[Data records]
· · ·
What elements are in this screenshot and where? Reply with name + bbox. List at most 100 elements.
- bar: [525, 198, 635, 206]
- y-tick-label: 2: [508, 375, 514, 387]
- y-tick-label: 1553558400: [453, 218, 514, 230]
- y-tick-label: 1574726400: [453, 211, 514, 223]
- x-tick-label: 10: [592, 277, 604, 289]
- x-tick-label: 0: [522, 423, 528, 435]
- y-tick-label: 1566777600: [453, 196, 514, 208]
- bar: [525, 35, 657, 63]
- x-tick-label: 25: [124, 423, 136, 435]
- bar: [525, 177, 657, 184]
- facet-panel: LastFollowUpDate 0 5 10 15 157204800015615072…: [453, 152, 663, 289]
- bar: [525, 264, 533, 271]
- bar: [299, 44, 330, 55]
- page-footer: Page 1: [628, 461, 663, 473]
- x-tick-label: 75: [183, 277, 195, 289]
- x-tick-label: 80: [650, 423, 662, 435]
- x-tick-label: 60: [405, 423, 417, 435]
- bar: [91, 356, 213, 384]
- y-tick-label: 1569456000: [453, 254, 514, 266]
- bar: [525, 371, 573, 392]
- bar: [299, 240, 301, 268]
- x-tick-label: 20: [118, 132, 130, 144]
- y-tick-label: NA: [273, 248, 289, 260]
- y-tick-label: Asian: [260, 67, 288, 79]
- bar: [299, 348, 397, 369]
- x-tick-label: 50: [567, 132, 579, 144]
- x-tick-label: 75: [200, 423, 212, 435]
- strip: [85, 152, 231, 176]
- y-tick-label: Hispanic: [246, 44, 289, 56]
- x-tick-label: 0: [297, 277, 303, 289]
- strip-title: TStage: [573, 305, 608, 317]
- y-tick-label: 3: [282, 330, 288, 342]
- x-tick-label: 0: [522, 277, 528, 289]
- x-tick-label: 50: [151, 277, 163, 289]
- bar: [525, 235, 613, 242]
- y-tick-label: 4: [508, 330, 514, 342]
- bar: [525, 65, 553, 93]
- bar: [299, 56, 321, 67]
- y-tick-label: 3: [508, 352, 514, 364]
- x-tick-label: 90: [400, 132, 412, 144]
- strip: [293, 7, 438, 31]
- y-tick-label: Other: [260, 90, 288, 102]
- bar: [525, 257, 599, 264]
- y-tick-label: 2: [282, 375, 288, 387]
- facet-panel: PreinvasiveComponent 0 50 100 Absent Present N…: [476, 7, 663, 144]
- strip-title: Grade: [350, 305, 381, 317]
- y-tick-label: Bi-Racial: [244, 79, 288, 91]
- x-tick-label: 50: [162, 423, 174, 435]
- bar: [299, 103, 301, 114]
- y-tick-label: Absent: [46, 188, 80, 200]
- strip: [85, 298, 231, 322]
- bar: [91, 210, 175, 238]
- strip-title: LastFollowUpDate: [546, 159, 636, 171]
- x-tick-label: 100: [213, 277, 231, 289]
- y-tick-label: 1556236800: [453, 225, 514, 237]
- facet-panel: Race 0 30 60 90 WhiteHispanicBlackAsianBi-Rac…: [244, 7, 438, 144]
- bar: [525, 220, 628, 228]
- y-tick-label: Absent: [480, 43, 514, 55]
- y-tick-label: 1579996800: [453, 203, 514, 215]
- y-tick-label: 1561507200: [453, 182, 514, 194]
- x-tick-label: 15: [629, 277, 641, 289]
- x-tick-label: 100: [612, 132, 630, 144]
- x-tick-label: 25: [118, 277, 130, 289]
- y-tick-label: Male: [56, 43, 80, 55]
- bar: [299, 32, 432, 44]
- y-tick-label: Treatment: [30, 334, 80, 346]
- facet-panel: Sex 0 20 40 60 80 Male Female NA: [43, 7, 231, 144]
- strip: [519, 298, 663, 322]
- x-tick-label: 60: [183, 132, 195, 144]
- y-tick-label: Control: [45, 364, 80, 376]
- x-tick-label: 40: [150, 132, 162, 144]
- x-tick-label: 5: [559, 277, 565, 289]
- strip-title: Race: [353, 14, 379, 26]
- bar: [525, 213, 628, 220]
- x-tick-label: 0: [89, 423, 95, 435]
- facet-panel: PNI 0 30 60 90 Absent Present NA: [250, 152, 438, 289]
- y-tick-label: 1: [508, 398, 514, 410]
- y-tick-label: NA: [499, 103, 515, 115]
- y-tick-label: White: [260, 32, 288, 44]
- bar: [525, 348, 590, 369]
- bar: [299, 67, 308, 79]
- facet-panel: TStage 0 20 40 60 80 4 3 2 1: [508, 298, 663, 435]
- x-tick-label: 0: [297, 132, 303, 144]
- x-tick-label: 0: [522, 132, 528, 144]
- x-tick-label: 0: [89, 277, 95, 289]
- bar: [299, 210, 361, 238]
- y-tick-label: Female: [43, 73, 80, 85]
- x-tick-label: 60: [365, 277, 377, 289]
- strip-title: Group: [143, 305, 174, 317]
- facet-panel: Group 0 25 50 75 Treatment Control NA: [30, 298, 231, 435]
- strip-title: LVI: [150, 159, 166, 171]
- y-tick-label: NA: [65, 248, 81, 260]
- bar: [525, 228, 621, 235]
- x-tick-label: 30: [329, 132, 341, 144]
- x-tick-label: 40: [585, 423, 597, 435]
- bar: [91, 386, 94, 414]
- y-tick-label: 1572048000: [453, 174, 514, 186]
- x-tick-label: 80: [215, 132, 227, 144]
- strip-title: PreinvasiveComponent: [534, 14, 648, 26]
· · ·
Task prompt: Please pick out every row above that contains the string "Present" and copy each one out in full. Case matters.

Problem solution:
- facet-panel: PreinvasiveComponent 0 50 100 Absent Present N…: [476, 7, 663, 144]
- facet-panel: PNI 0 30 60 90 Absent Present NA: [250, 152, 438, 289]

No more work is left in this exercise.